BEGIN Material provided

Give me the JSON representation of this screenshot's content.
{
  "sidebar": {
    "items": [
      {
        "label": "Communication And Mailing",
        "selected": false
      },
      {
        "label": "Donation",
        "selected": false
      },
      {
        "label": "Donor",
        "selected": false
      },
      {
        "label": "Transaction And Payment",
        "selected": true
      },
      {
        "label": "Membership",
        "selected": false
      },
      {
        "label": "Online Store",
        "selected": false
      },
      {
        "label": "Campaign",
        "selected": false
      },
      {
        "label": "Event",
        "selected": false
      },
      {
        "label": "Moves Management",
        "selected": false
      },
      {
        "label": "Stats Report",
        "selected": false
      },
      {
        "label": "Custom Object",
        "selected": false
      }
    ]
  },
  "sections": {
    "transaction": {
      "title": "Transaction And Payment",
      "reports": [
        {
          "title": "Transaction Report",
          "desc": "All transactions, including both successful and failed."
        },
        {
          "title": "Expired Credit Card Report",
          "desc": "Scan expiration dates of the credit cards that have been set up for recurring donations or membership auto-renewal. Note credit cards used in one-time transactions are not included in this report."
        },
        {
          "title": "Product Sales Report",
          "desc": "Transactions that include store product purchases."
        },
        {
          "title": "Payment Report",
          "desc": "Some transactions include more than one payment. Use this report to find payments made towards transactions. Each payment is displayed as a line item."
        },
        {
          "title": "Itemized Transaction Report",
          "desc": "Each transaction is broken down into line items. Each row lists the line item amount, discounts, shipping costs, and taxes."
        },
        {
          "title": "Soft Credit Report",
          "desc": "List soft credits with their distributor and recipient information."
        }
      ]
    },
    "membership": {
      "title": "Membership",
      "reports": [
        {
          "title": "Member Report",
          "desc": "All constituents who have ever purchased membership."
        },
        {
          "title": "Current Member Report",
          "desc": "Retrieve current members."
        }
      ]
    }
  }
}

END Material provided

= Description of the task =
Repeat each record exactly, leaving nothing out.

= The output =
Give me the JSON representation of this screenshot's content.
{
  "sidebar": {
    "items": [
      {
        "label": "Communication And Mailing",
        "selected": false
      },
      {
        "label": "Donation",
        "selected": false
      },
      {
        "label": "Donor",
        "selected": false
      },
      {
        "label": "Transaction And Payment",
        "selected": true
      },
      {
        "label": "Membership",
        "selected": false
      },
      {
        "label": "Online Store",
        "selected": false
      },
      {
        "label": "Campaign",
        "selected": false
      },
      {
        "label": "Event",
        "selected": false
      },
      {
        "label": "Moves Management",
        "selected": false
      },
      {
        "label": "Stats Report",
        "selected": false
      },
      {
        "label": "Custom Object",
        "selected": false
      }
    ]
  },
  "sections": {
    "transaction": {
      "title": "Transaction And Payment",
      "reports": [
        {
          "title": "Transaction Report",
          "desc": "All transactions, including both successful and failed."
        },
        {
          "title": "Expired Credit Card Report",
          "desc": "Scan expiration dates of the credit cards that have been set up for recurring donations or membership auto-renewal. Note credit cards used in one-time transactions are not included in this report."
        },
        {
          "title": "Product Sales Report",
          "desc": "Transactions that include store product purchases."
        },
        {
          "title": "Payment Report",
          "desc": "Some transactions include more than one payment. Use this report to find payments made towards transactions. Each payment is displayed as a line item."
        },
        {
          "title": "Itemized Transaction Report",
          "desc": "Each transaction is broken down into line items. Each row lists the line item amount, discounts, shipping costs, and taxes."
        },
        {
          "title": "Soft Credit Report",
          "desc": "List soft credits with their distributor and recipient information."
        }
      ]
    },
    "membership": {
      "title": "Membership",
      "reports": [
        {
          "title": "Member Report",
          "desc": "All constituents who have ever purchased membership."
        },
        {
          "title": "Current Member Report",
          "desc": "Retrieve current members."
        }
      ]
    }
  }
}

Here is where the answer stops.